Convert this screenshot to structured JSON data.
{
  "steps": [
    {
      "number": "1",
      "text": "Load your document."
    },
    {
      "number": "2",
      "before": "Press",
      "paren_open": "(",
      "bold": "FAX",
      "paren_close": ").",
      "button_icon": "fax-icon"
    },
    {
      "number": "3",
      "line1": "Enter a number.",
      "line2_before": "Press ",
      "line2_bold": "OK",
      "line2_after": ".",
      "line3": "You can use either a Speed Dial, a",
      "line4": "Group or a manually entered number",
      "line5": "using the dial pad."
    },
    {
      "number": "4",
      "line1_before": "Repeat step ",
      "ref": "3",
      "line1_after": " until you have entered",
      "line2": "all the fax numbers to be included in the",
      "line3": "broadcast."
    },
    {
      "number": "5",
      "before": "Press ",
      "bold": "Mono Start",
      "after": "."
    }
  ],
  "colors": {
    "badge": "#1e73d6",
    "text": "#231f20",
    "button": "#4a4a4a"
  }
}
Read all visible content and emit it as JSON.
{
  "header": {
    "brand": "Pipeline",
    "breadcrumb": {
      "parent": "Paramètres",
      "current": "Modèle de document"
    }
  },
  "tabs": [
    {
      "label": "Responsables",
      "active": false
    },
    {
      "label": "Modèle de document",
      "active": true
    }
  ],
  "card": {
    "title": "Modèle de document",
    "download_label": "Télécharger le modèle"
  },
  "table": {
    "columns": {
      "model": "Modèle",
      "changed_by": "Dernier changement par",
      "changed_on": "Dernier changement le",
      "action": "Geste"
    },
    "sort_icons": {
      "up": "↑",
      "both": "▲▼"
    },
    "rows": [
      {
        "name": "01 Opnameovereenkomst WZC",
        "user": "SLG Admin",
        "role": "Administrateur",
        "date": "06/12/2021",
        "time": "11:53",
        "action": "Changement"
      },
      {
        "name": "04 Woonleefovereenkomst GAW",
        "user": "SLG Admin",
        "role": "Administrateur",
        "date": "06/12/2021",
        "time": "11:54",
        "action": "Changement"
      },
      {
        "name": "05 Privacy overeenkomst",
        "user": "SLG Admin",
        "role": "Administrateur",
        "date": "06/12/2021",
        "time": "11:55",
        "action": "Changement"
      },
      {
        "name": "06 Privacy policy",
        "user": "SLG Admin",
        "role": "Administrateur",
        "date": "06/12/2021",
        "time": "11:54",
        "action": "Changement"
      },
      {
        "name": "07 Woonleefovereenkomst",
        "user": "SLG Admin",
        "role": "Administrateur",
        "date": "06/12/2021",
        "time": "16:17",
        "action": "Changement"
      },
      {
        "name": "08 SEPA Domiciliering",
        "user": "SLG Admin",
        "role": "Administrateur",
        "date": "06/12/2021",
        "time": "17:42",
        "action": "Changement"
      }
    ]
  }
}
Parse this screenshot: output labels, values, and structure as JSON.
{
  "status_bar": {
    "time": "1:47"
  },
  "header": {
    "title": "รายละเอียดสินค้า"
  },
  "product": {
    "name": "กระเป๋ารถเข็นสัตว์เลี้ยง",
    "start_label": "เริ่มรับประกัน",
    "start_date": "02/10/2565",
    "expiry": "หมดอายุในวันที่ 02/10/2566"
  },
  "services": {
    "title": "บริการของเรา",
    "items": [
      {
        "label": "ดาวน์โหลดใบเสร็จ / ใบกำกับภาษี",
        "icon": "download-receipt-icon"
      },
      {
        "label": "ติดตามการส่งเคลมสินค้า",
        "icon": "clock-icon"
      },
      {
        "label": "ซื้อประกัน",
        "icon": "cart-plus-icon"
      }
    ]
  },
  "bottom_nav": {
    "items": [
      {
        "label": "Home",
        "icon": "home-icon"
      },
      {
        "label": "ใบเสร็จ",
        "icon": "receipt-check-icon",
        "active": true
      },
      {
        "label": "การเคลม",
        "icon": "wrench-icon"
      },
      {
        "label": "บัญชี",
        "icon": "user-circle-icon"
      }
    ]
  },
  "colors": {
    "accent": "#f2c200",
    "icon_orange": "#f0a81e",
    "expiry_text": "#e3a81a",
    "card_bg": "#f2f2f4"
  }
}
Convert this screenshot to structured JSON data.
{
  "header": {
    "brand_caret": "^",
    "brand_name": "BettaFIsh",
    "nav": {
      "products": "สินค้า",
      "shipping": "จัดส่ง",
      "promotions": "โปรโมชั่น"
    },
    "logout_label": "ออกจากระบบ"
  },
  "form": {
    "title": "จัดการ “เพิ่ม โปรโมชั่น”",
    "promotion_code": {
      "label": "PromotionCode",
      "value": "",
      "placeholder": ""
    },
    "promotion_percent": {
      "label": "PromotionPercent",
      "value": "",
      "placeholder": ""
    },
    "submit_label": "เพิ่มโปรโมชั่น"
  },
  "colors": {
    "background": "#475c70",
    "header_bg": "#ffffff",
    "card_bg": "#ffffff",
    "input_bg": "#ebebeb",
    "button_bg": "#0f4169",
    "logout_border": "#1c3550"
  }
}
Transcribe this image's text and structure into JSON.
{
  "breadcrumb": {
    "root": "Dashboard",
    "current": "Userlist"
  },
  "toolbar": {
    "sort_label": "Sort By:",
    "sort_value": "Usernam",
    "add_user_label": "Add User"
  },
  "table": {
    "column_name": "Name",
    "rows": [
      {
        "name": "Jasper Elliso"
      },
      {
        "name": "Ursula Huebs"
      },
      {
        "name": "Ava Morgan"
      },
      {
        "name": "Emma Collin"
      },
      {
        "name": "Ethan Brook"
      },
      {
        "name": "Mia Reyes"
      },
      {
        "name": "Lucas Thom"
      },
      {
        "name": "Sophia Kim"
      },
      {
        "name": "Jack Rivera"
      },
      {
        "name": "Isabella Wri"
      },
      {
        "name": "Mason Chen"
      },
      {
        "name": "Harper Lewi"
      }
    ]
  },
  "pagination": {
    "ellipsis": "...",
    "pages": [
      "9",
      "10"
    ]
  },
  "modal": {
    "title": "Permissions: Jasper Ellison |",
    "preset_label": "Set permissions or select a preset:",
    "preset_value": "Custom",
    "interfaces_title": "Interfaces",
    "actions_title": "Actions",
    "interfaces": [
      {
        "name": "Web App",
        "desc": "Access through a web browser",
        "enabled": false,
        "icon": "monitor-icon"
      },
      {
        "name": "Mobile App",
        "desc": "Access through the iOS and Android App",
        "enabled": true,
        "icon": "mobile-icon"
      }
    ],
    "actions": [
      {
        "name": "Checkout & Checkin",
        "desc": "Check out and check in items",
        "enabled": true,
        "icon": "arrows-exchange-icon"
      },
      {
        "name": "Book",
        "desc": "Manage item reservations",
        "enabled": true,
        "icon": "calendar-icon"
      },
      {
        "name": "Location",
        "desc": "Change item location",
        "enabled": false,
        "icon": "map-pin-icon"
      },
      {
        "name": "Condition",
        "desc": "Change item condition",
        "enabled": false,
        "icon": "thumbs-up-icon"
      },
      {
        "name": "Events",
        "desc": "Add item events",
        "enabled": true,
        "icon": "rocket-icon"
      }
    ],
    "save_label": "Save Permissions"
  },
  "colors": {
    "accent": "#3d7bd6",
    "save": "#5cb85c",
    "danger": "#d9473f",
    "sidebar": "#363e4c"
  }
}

# # # #

● **Stated goal**: Retype all of the data shown above, word for word.

● **Reply to the task**:
Convert this screenshot to structured JSON data.
{
  "steps": [
    {
      "number": "1",
      "text": "Load your document."
    },
    {
      "number": "2",
      "before": "Press",
      "paren_open": "(",
      "bold": "FAX",
      "paren_close": ").",
      "button_icon": "fax-icon"
    },
    {
      "number": "3",
      "line1": "Enter a number.",
      "line2_before": "Press ",
      "line2_bold": "OK",
      "line2_after": ".",
      "line3": "You can use either a Speed Dial, a",
      "line4": "Group or a manually entered number",
      "line5": "using the dial pad."
    },
    {
      "number": "4",
      "line1_before": "Repeat step ",
      "ref": "3",
      "line1_after": " until you have entered",
      "line2": "all the fax numbers to be included in the",
      "line3": "broadcast."
    },
    {
      "number": "5",
      "before": "Press ",
      "bold": "Mono Start",
      "after": "."
    }
  ],
  "colors": {
    "badge": "#1e73d6",
    "text": "#231f20",
    "button": "#4a4a4a"
  }
}
Read all visible content and emit it as JSON.
{
  "header": {
    "brand": "Pipeline",
    "breadcrumb": {
      "parent": "Paramètres",
      "current": "Modèle de document"
    }
  },
  "tabs": [
    {
      "label": "Responsables",
      "active": false
    },
    {
      "label": "Modèle de document",
      "active": true
    }
  ],
  "card": {
    "title": "Modèle de document",
    "download_label": "Télécharger le modèle"
  },
  "table": {
    "columns": {
      "model": "Modèle",
      "changed_by": "Dernier changement par",
      "changed_on": "Dernier changement le",
      "action": "Geste"
    },
    "sort_icons": {
      "up": "↑",
      "both": "▲▼"
    },
    "rows": [
      {
        "name": "01 Opnameovereenkomst WZC",
        "user": "SLG Admin",
        "role": "Administrateur",
        "date": "06/12/2021",
        "time": "11:53",
        "action": "Changement"
      },
      {
        "name": "04 Woonleefovereenkomst GAW",
        "user": "SLG Admin",
        "role": "Administrateur",
        "date": "06/12/2021",
        "time": "11:54",
        "action": "Changement"
      },
      {
        "name": "05 Privacy overeenkomst",
        "user": "SLG Admin",
        "role": "Administrateur",
        "date": "06/12/2021",
        "time": "11:55",
        "action": "Changement"
      },
      {
        "name": "06 Privacy policy",
        "user": "SLG Admin",
        "role": "Administrateur",
        "date": "06/12/2021",
        "time": "11:54",
        "action": "Changement"
      },
      {
        "name": "07 Woonleefovereenkomst",
        "user": "SLG Admin",
        "role": "Administrateur",
        "date": "06/12/2021",
        "time": "16:17",
        "action": "Changement"
      },
      {
        "name": "08 SEPA Domiciliering",
        "user": "SLG Admin",
        "role": "Administrateur",
        "date": "06/12/2021",
        "time": "17:42",
        "action": "Changement"
      }
    ]
  }
}
Parse this screenshot: output labels, values, and structure as JSON.
{
  "status_bar": {
    "time": "1:47"
  },
  "header": {
    "title": "รายละเอียดสินค้า"
  },
  "product": {
    "name": "กระเป๋ารถเข็นสัตว์เลี้ยง",
    "start_label": "เริ่มรับประกัน",
    "start_date": "02/10/2565",
    "expiry": "หมดอายุในวันที่ 02/10/2566"
  },
  "services": {
    "title": "บริการของเรา",
    "items": [
      {
        "label": "ดาวน์โหลดใบเสร็จ / ใบกำกับภาษี",
        "icon": "download-receipt-icon"
      },
      {
        "label": "ติดตามการส่งเคลมสินค้า",
        "icon": "clock-icon"
      },
      {
        "label": "ซื้อประกัน",
        "icon": "cart-plus-icon"
      }
    ]
  },
  "bottom_nav": {
    "items": [
      {
        "label": "Home",
        "icon": "home-icon"
      },
      {
        "label": "ใบเสร็จ",
        "icon": "receipt-check-icon",
        "active": true
      },
      {
        "label": "การเคลม",
        "icon": "wrench-icon"
      },
      {
        "label": "บัญชี",
        "icon": "user-circle-icon"
      }
    ]
  },
  "colors": {
    "accent": "#f2c200",
    "icon_orange": "#f0a81e",
    "expiry_text": "#e3a81a",
    "card_bg": "#f2f2f4"
  }
}
Convert this screenshot to structured JSON data.
{
  "header": {
    "brand_caret": "^",
    "brand_name": "BettaFIsh",
    "nav": {
      "products": "สินค้า",
      "shipping": "จัดส่ง",
      "promotions": "โปรโมชั่น"
    },
    "logout_label": "ออกจากระบบ"
  },
  "form": {
    "title": "จัดการ “เพิ่ม โปรโมชั่น”",
    "promotion_code": {
      "label": "PromotionCode",
      "value": "",
      "placeholder": ""
    },
    "promotion_percent": {
      "label": "PromotionPercent",
      "value": "",
      "placeholder": ""
    },
    "submit_label": "เพิ่มโปรโมชั่น"
  },
  "colors": {
    "background": "#475c70",
    "header_bg": "#ffffff",
    "card_bg": "#ffffff",
    "input_bg": "#ebebeb",
    "button_bg": "#0f4169",
    "logout_border": "#1c3550"
  }
}
Transcribe this image's text and structure into JSON.
{
  "breadcrumb": {
    "root": "Dashboard",
    "current": "Userlist"
  },
  "toolbar": {
    "sort_label": "Sort By:",
    "sort_value": "Usernam",
    "add_user_label": "Add User"
  },
  "table": {
    "column_name": "Name",
    "rows": [
      {
        "name": "Jasper Elliso"
      },
      {
        "name": "Ursula Huebs"
      },
      {
        "name": "Ava Morgan"
      },
      {
        "name": "Emma Collin"
      },
      {
        "name": "Ethan Brook"
      },
      {
        "name": "Mia Reyes"
      },
      {
        "name": "Lucas Thom"
      },
      {
        "name": "Sophia Kim"
      },
      {
        "name": "Jack Rivera"
      },
      {
        "name": "Isabella Wri"
      },
      {
        "name": "Mason Chen"
      },
      {
        "name": "Harper Lewi"
      }
    ]
  },
  "pagination": {
    "ellipsis": "...",
    "pages": [
      "9",
      "10"
    ]
  },
  "modal": {
    "title": "Permissions: Jasper Ellison |",
    "preset_label": "Set permissions or select a preset:",
    "preset_value": "Custom",
    "interfaces_title": "Interfaces",
    "actions_title": "Actions",
    "interfaces": [
      {
        "name": "Web App",
        "desc": "Access through a web browser",
        "enabled": false,
        "icon": "monitor-icon"
      },
      {
        "name": "Mobile App",
        "desc": "Access through the iOS and Android App",
        "enabled": true,
        "icon": "mobile-icon"
      }
    ],
    "actions": [
      {
        "name": "Checkout & Checkin",
        "desc": "Check out and check in items",
        "enabled": true,
        "icon": "arrows-exchange-icon"
      },
      {
        "name": "Book",
        "desc": "Manage item reservations",
        "enabled": true,
        "icon": "calendar-icon"
      },
      {
        "name": "Location",
        "desc": "Change item location",
        "enabled": false,
        "icon": "map-pin-icon"
      },
      {
        "name": "Condition",
        "desc": "Change item condition",
        "enabled": false,
        "icon": "thumbs-up-icon"
      },
      {
        "name": "Events",
        "desc": "Add item events",
        "enabled": true,
        "icon": "rocket-icon"
      }
    ],
    "save_label": "Save Permissions"
  },
  "colors": {
    "accent": "#3d7bd6",
    "save": "#5cb85c",
    "danger": "#d9473f",
    "sidebar": "#363e4c"
  }
}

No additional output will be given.